- What this task involves -
Locate each line in the records below that contains the string "drop" and copy those lines.

Source records:
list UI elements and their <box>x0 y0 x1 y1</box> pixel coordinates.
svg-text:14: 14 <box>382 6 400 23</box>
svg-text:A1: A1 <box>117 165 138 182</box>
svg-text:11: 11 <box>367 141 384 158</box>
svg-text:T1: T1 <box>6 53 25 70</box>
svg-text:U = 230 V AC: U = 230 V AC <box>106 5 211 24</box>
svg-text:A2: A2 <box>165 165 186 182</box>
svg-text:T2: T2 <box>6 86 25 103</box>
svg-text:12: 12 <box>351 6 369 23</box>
* * *
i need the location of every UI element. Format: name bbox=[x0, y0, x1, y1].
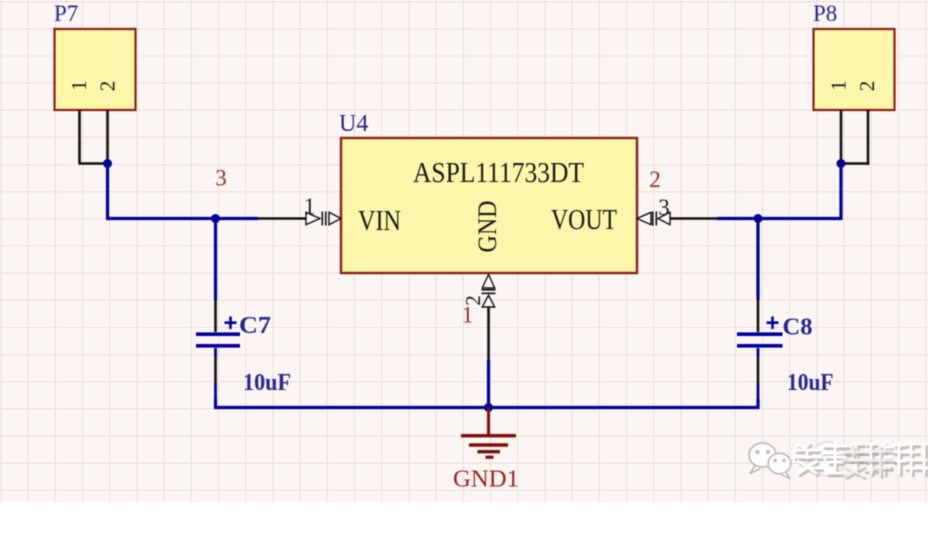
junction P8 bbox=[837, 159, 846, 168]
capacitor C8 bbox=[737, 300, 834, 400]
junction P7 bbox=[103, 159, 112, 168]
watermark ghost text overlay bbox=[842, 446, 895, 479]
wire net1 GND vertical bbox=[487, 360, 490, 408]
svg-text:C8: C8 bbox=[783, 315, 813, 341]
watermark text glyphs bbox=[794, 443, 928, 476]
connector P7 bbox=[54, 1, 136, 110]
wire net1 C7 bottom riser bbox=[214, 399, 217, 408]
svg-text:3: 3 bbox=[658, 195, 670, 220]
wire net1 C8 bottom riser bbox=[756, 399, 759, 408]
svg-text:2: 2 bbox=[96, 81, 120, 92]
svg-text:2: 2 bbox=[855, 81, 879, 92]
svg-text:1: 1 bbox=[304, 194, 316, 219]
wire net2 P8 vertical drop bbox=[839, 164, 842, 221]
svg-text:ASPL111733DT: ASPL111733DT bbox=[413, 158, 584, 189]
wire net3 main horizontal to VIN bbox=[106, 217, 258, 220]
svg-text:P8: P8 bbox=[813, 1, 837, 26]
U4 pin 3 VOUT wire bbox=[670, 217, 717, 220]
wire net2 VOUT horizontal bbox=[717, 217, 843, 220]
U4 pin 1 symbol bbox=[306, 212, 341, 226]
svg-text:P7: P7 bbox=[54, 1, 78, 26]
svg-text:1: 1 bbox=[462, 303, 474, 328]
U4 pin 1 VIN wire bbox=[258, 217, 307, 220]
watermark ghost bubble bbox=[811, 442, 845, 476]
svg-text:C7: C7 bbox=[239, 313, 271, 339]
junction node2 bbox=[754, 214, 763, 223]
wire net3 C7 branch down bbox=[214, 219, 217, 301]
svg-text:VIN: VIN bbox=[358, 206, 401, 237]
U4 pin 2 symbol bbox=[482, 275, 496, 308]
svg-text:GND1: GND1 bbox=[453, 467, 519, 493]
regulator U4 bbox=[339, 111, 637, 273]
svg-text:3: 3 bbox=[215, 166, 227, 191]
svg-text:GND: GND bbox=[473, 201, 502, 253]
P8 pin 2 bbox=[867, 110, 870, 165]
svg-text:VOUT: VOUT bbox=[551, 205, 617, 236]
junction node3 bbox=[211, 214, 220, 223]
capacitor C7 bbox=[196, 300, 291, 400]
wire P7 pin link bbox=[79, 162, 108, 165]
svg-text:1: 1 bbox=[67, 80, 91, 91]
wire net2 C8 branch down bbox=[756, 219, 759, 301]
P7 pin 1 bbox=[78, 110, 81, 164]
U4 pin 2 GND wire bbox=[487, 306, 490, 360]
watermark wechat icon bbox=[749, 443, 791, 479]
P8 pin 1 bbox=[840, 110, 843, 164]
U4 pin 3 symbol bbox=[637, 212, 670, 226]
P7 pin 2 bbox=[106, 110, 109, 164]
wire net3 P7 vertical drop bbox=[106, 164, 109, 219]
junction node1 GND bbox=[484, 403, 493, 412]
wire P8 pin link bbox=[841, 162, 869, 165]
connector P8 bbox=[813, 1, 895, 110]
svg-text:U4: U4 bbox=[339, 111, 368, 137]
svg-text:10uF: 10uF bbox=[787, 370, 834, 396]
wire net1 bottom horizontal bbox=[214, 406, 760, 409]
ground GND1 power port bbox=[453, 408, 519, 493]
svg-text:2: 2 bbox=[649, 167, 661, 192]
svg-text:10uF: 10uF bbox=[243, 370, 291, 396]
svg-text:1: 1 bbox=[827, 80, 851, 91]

- Complete answer -
wire net2 P8 vertical drop bbox=[839, 164, 842, 221]
wire net3 P7 vertical drop bbox=[106, 164, 109, 219]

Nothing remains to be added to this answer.